▶ _The task_:
Exactly reproduce the lines that follow.

▶ _Excerpt from a dataset_:
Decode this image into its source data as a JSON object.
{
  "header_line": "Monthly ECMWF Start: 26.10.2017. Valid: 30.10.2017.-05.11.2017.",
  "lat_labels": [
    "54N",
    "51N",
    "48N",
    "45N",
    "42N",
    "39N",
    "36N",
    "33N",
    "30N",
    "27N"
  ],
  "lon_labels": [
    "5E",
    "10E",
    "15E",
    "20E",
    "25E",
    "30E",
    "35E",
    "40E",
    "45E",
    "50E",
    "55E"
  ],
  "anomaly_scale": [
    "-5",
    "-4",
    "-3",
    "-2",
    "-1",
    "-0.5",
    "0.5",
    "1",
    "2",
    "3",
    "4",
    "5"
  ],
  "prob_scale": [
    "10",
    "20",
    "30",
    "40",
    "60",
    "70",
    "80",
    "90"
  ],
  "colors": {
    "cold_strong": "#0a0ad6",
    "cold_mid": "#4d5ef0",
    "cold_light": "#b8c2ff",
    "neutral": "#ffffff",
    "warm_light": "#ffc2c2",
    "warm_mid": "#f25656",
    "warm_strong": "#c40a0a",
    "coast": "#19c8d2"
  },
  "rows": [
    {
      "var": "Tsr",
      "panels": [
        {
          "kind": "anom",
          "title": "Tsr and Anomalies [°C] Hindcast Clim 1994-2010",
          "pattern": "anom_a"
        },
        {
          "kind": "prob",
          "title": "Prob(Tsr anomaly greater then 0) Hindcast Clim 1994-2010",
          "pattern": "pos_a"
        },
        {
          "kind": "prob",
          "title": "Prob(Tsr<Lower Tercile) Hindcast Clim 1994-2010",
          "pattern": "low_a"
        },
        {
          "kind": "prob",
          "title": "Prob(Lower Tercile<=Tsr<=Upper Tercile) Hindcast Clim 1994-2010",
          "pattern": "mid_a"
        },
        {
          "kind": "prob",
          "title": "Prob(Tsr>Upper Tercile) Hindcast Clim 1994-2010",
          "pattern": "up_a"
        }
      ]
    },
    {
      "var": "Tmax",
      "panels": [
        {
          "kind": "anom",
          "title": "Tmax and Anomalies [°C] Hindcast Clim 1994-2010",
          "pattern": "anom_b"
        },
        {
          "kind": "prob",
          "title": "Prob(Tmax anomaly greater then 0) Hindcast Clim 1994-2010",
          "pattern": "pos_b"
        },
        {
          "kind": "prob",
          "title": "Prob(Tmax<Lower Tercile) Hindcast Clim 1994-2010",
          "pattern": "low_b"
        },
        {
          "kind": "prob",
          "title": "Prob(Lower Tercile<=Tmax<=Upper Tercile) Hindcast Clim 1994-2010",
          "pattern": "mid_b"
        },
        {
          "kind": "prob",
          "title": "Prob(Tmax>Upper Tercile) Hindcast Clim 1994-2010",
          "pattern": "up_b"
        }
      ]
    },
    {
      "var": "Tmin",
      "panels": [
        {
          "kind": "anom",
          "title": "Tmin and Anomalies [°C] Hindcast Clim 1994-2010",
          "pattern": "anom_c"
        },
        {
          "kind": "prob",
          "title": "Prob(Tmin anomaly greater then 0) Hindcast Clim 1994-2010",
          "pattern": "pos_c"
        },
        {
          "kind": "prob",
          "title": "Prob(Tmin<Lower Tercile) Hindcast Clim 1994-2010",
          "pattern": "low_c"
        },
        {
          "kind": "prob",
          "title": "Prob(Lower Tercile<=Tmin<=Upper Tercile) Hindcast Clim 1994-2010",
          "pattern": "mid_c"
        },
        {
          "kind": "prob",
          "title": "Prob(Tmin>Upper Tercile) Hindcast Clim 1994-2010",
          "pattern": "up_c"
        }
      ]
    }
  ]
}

▶ _Result of the exercise_:
Decode this image into its source data as a JSON object.
{
  "header_line": "Monthly ECMWF Start: 26.10.2017. Valid: 30.10.2017.-05.11.2017.",
  "lat_labels": [
    "54N",
    "51N",
    "48N",
    "45N",
    "42N",
    "39N",
    "36N",
    "33N",
    "30N",
    "27N"
  ],
  "lon_labels": [
    "5E",
    "10E",
    "15E",
    "20E",
    "25E",
    "30E",
    "35E",
    "40E",
    "45E",
    "50E",
    "55E"
  ],
  "anomaly_scale": [
    "-5",
    "-4",
    "-3",
    "-2",
    "-1",
    "-0.5",
    "0.5",
    "1",
    "2",
    "3",
    "4",
    "5"
  ],
  "prob_scale": [
    "10",
    "20",
    "30",
    "40",
    "60",
    "70",
    "80",
    "90"
  ],
  "colors": {
    "cold_strong": "#0a0ad6",
    "cold_mid": "#4d5ef0",
    "cold_light": "#b8c2ff",
    "neutral": "#ffffff",
    "warm_light": "#ffc2c2",
    "warm_mid": "#f25656",
    "warm_strong": "#c40a0a",
    "coast": "#19c8d2"
  },
  "rows": [
    {
      "var": "Tsr",
      "panels": [
        {
          "kind": "anom",
          "title": "Tsr and Anomalies [°C] Hindcast Clim 1994-2010",
          "pattern": "anom_a"
        },
        {
          "kind": "prob",
          "title": "Prob(Tsr anomaly greater then 0) Hindcast Clim 1994-2010",
          "pattern": "pos_a"
        },
        {
          "kind": "prob",
          "title": "Prob(Tsr<Lower Tercile) Hindcast Clim 1994-2010",
          "pattern": "low_a"
        },
        {
          "kind": "prob",
          "title": "Prob(Lower Tercile<=Tsr<=Upper Tercile) Hindcast Clim 1994-2010",
          "pattern": "mid_a"
        },
        {
          "kind": "prob",
          "title": "Prob(Tsr>Upper Tercile) Hindcast Clim 1994-2010",
          "pattern": "up_a"
        }
      ]
    },
    {
      "var": "Tmax",
      "panels": [
        {
          "kind": "anom",
          "title": "Tmax and Anomalies [°C] Hindcast Clim 1994-2010",
          "pattern": "anom_b"
        },
        {
          "kind": "prob",
          "title": "Prob(Tmax anomaly greater then 0) Hindcast Clim 1994-2010",
          "pattern": "pos_b"
        },
        {
          "kind": "prob",
          "title": "Prob(Tmax<Lower Tercile) Hindcast Clim 1994-2010",
          "pattern": "low_b"
        },
        {
          "kind": "prob",
          "title": "Prob(Lower Tercile<=Tmax<=Upper Tercile) Hindcast Clim 1994-2010",
          "pattern": "mid_b"
        },
        {
          "kind": "prob",
          "title": "Prob(Tmax>Upper Tercile) Hindcast Clim 1994-2010",
          "pattern": "up_b"
        }
      ]
    },
    {
      "var": "Tmin",
      "panels": [
        {
          "kind": "anom",
          "title": "Tmin and Anomalies [°C] Hindcast Clim 1994-2010",
          "pattern": "anom_c"
        },
        {
          "kind": "prob",
          "title": "Prob(Tmin anomaly greater then 0) Hindcast Clim 1994-2010",
          "pattern": "pos_c"
        },
        {
          "kind": "prob",
          "title": "Prob(Tmin<Lower Tercile) Hindcast Clim 1994-2010",
          "pattern": "low_c"
        },
        {
          "kind": "prob",
          "title": "Prob(Lower Tercile<=Tmin<=Upper Tercile) Hindcast Clim 1994-2010",
          "pattern": "mid_c"
        },
        {
          "kind": "prob",
          "title": "Prob(Tmin>Upper Tercile) Hindcast Clim 1994-2010",
          "pattern": "up_c"
        }
      ]
    }
  ]
}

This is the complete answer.